◆ Short problem
Copy out the listing that follows exactly, dropping every picture.

# Start of Stored data

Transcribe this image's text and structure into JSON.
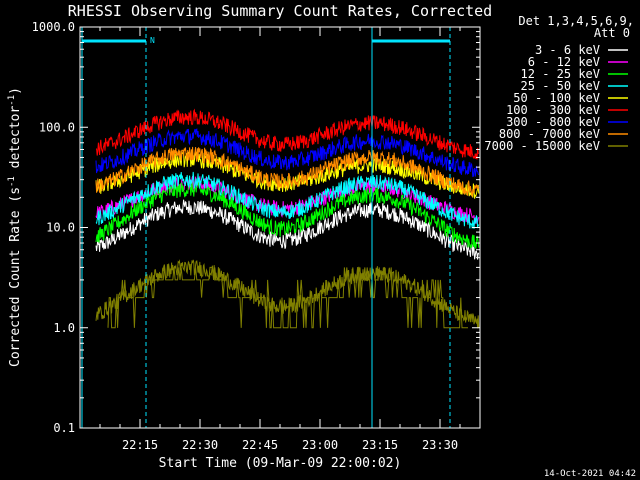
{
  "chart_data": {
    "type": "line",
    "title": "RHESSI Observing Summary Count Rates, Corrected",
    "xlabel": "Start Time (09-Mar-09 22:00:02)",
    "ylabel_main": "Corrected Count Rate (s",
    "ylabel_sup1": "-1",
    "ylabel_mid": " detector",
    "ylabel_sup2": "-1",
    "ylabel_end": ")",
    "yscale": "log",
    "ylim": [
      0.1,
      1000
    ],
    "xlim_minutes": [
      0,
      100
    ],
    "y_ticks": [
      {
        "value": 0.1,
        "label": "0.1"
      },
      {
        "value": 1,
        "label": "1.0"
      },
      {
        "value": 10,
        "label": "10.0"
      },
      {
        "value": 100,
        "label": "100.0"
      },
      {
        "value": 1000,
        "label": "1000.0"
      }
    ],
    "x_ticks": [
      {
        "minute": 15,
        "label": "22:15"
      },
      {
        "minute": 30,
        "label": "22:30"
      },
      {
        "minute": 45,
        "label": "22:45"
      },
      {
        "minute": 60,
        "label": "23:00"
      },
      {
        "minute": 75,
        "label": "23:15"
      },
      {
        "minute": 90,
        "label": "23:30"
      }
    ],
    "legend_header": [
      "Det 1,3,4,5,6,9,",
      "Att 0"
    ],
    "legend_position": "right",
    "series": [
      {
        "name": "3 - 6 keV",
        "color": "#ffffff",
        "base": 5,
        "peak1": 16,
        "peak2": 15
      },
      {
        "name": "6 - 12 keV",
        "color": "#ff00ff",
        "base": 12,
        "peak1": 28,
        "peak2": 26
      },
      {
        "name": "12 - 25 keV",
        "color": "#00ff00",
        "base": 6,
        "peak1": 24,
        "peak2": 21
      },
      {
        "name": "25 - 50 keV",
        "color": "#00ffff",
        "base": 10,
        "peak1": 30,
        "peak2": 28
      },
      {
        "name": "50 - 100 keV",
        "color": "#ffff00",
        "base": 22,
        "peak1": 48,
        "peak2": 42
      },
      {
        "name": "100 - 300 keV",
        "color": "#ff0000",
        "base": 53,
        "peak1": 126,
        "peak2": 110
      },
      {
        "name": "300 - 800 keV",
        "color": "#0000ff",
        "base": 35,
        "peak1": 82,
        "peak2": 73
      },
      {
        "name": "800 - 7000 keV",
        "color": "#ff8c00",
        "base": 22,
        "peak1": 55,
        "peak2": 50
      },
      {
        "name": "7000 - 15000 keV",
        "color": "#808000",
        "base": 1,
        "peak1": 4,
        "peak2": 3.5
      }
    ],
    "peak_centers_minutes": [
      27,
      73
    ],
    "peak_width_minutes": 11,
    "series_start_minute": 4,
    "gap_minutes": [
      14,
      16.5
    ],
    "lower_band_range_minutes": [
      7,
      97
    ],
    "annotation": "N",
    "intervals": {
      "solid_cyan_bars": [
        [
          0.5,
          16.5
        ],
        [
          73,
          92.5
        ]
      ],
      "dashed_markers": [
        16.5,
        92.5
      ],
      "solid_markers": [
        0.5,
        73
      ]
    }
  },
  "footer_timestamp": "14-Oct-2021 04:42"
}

# End of Stored data

◆ The response
Transcribe this image's text and structure into JSON.
{
  "chart_data": {
    "type": "line",
    "title": "RHESSI Observing Summary Count Rates, Corrected",
    "xlabel": "Start Time (09-Mar-09 22:00:02)",
    "ylabel_main": "Corrected Count Rate (s",
    "ylabel_sup1": "-1",
    "ylabel_mid": " detector",
    "ylabel_sup2": "-1",
    "ylabel_end": ")",
    "yscale": "log",
    "ylim": [
      0.1,
      1000
    ],
    "xlim_minutes": [
      0,
      100
    ],
    "y_ticks": [
      {
        "value": 0.1,
        "label": "0.1"
      },
      {
        "value": 1,
        "label": "1.0"
      },
      {
        "value": 10,
        "label": "10.0"
      },
      {
        "value": 100,
        "label": "100.0"
      },
      {
        "value": 1000,
        "label": "1000.0"
      }
    ],
    "x_ticks": [
      {
        "minute": 15,
        "label": "22:15"
      },
      {
        "minute": 30,
        "label": "22:30"
      },
      {
        "minute": 45,
        "label": "22:45"
      },
      {
        "minute": 60,
        "label": "23:00"
      },
      {
        "minute": 75,
        "label": "23:15"
      },
      {
        "minute": 90,
        "label": "23:30"
      }
    ],
    "legend_header": [
      "Det 1,3,4,5,6,9,",
      "Att 0"
    ],
    "legend_position": "right",
    "series": [
      {
        "name": "3 - 6 keV",
        "color": "#ffffff",
        "base": 5,
        "peak1": 16,
        "peak2": 15
      },
      {
        "name": "6 - 12 keV",
        "color": "#ff00ff",
        "base": 12,
        "peak1": 28,
        "peak2": 26
      },
      {
        "name": "12 - 25 keV",
        "color": "#00ff00",
        "base": 6,
        "peak1": 24,
        "peak2": 21
      },
      {
        "name": "25 - 50 keV",
        "color": "#00ffff",
        "base": 10,
        "peak1": 30,
        "peak2": 28
      },
      {
        "name": "50 - 100 keV",
        "color": "#ffff00",
        "base": 22,
        "peak1": 48,
        "peak2": 42
      },
      {
        "name": "100 - 300 keV",
        "color": "#ff0000",
        "base": 53,
        "peak1": 126,
        "peak2": 110
      },
      {
        "name": "300 - 800 keV",
        "color": "#0000ff",
        "base": 35,
        "peak1": 82,
        "peak2": 73
      },
      {
        "name": "800 - 7000 keV",
        "color": "#ff8c00",
        "base": 22,
        "peak1": 55,
        "peak2": 50
      },
      {
        "name": "7000 - 15000 keV",
        "color": "#808000",
        "base": 1,
        "peak1": 4,
        "peak2": 3.5
      }
    ],
    "peak_centers_minutes": [
      27,
      73
    ],
    "peak_width_minutes": 11,
    "series_start_minute": 4,
    "gap_minutes": [
      14,
      16.5
    ],
    "lower_band_range_minutes": [
      7,
      97
    ],
    "annotation": "N",
    "intervals": {
      "solid_cyan_bars": [
        [
          0.5,
          16.5
        ],
        [
          73,
          92.5
        ]
      ],
      "dashed_markers": [
        16.5,
        92.5
      ],
      "solid_markers": [
        0.5,
        73
      ]
    }
  },
  "footer_timestamp": "14-Oct-2021 04:42"
}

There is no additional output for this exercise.